**Given task:** Reproduce the lines from the start of the block through the line with "x-tick-label: sep.-19 [74, 452, 88, 492]", keeping every character unchanged.

A block of data:
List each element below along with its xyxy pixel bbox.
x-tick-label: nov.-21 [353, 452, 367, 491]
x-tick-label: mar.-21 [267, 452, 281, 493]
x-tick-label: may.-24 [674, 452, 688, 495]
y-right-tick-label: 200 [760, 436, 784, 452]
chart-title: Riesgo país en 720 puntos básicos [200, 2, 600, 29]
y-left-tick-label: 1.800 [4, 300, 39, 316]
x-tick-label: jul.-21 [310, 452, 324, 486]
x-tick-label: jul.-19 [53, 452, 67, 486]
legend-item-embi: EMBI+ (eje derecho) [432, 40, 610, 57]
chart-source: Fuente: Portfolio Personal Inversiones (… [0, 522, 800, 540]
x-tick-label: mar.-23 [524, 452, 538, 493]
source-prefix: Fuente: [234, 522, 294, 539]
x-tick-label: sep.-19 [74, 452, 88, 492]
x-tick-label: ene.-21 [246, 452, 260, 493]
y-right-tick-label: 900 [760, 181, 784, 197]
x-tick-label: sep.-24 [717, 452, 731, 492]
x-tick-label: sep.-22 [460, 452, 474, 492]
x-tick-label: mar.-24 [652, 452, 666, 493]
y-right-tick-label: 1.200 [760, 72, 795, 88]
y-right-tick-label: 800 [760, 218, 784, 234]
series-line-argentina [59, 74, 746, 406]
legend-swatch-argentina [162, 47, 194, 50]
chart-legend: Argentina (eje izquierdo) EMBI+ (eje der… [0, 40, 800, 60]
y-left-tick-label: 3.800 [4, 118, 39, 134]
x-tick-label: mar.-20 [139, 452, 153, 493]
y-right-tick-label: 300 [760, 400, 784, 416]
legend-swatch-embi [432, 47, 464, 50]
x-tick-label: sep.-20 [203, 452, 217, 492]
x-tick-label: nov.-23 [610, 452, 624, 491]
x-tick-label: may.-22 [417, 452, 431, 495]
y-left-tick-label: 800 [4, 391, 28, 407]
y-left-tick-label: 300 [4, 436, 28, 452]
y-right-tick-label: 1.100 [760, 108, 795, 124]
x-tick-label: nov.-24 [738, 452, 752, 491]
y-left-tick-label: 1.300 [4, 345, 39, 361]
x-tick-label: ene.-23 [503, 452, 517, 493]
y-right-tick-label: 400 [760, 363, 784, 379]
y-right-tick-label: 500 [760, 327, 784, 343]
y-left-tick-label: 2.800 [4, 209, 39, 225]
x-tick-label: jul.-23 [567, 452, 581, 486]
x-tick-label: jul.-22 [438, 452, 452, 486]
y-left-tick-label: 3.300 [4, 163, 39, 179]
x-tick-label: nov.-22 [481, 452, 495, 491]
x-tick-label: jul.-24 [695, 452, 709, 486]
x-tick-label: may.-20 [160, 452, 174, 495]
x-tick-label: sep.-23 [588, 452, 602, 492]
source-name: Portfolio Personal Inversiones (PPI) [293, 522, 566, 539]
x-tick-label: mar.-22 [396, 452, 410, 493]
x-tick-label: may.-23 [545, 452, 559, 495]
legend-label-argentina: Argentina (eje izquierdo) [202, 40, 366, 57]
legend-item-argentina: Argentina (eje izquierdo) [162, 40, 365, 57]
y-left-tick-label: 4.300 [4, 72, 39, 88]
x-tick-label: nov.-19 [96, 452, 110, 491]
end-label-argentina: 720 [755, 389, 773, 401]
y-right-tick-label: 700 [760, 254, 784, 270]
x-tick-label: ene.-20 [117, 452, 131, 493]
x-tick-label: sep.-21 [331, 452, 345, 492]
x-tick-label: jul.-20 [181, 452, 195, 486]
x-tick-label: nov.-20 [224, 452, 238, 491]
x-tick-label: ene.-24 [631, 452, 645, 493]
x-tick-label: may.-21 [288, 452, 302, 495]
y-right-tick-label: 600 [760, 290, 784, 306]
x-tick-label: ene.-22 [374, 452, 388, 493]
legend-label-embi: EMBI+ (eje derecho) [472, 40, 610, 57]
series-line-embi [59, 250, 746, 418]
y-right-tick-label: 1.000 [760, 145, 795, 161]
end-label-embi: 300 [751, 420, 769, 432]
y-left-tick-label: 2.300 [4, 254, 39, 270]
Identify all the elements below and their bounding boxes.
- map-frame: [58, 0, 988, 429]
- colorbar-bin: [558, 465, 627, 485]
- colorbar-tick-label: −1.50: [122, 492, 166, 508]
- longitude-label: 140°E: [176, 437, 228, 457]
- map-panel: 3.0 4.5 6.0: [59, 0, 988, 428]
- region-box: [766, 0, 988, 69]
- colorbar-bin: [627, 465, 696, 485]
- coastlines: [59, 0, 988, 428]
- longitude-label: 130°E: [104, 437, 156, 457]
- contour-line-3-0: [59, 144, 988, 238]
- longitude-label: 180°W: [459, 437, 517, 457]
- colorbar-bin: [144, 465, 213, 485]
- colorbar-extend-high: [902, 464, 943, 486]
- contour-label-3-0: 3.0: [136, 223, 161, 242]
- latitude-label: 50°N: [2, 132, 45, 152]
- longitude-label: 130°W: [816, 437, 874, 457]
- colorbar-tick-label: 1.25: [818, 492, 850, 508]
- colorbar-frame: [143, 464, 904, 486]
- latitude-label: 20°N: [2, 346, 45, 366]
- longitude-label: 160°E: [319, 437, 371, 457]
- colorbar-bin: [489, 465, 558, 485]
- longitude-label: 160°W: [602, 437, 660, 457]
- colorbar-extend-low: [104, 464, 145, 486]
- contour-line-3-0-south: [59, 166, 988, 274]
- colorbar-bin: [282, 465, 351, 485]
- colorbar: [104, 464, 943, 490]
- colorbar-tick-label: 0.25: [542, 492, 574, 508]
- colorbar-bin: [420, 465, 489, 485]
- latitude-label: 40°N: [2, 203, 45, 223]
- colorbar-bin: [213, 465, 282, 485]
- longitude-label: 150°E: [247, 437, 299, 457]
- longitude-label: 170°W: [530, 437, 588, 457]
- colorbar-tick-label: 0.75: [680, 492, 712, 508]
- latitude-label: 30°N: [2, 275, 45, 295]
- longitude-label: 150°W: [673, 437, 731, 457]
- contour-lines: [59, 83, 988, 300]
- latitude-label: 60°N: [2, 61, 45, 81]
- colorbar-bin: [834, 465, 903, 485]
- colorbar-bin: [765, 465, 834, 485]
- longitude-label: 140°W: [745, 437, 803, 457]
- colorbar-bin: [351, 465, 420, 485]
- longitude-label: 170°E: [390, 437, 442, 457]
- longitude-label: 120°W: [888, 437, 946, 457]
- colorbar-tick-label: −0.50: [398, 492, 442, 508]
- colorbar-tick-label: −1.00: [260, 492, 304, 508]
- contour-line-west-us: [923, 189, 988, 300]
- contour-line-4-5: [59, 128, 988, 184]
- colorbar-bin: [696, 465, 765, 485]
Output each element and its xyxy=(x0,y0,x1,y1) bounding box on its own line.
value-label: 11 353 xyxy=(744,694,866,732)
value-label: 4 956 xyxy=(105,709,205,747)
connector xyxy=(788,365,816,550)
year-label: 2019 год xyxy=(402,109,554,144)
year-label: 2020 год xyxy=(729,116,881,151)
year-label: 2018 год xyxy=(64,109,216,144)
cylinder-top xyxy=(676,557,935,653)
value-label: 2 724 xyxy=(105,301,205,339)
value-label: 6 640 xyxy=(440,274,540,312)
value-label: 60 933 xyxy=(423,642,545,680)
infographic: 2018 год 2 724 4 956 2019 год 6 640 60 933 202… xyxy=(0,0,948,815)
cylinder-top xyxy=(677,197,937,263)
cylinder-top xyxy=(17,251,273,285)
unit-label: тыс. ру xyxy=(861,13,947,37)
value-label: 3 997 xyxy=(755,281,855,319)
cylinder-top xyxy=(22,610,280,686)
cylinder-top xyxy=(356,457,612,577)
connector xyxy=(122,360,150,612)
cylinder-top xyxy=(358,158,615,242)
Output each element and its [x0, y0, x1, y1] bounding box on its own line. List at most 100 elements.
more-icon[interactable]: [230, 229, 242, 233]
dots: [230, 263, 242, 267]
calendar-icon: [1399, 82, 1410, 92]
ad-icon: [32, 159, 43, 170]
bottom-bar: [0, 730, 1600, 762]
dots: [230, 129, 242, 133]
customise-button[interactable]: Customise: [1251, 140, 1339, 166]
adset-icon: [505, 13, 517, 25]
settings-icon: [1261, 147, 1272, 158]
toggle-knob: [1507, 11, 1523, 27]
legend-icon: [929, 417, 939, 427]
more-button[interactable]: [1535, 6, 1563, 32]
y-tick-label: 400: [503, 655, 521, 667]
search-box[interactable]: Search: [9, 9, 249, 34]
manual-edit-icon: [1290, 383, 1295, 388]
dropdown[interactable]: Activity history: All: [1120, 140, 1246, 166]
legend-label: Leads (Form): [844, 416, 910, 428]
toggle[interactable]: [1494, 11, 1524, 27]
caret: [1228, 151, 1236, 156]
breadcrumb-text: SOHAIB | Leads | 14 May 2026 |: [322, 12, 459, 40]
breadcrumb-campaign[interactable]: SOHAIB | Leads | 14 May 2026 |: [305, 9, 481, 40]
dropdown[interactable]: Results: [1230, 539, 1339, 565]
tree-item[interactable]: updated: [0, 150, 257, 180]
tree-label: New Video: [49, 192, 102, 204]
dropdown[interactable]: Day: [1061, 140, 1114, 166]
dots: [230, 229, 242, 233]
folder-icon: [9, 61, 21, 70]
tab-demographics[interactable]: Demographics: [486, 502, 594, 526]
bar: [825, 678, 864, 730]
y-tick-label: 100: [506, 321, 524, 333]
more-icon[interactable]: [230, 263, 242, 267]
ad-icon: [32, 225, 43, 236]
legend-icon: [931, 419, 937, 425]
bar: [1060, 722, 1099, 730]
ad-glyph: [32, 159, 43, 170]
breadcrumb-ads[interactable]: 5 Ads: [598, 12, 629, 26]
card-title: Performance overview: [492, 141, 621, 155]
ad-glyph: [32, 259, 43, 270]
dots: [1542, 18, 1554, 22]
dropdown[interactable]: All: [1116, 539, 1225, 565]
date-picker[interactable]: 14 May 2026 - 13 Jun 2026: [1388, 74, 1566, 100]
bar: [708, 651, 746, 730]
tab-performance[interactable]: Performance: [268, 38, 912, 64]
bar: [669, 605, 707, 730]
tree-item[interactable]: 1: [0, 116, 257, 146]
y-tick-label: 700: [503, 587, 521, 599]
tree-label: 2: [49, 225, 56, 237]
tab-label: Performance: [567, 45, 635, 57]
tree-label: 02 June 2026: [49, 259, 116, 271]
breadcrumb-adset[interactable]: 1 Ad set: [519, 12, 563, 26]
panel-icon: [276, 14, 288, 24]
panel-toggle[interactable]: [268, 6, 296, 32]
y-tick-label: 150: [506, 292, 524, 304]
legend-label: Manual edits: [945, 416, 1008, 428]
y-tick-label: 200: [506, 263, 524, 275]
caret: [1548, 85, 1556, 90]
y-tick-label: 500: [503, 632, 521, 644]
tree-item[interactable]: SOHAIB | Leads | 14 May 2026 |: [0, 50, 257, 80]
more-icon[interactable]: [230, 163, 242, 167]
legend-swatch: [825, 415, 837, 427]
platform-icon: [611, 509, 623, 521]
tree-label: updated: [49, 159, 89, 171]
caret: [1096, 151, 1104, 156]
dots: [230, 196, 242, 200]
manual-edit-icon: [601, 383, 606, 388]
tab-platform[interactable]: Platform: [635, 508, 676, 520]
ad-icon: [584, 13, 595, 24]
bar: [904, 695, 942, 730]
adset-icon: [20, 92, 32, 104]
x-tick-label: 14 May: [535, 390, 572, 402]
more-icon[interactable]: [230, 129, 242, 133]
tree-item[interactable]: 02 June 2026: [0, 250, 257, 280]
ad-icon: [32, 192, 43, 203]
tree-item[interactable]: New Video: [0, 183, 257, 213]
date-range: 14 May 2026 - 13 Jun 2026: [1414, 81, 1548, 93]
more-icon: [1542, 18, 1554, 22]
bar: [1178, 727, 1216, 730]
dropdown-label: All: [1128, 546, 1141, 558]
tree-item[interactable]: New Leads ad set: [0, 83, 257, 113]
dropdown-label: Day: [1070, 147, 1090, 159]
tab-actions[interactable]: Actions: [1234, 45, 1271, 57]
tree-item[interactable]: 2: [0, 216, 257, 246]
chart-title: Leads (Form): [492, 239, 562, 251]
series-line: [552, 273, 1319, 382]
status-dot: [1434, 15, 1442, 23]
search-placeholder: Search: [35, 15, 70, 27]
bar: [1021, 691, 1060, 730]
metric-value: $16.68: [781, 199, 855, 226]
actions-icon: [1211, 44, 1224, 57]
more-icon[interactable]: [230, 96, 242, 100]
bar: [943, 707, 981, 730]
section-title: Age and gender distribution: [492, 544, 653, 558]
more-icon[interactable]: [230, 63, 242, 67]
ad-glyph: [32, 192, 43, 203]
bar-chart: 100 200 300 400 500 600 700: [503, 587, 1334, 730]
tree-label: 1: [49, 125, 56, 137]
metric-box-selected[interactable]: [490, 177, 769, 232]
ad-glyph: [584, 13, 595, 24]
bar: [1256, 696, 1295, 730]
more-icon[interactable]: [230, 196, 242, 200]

**The reply:**
List each element below along with its xyxy pixel bbox.
x-tick-label: nov.-21 [353, 452, 367, 491]
x-tick-label: mar.-21 [267, 452, 281, 493]
x-tick-label: may.-24 [674, 452, 688, 495]
y-right-tick-label: 200 [760, 436, 784, 452]
chart-title: Riesgo país en 720 puntos básicos [200, 2, 600, 29]
y-left-tick-label: 1.800 [4, 300, 39, 316]
x-tick-label: jul.-21 [310, 452, 324, 486]
x-tick-label: jul.-19 [53, 452, 67, 486]
legend-item-embi: EMBI+ (eje derecho) [432, 40, 610, 57]
chart-source: Fuente: Portfolio Personal Inversiones (… [0, 522, 800, 540]
x-tick-label: mar.-23 [524, 452, 538, 493]
source-prefix: Fuente: [234, 522, 294, 539]
x-tick-label: sep.-19 [74, 452, 88, 492]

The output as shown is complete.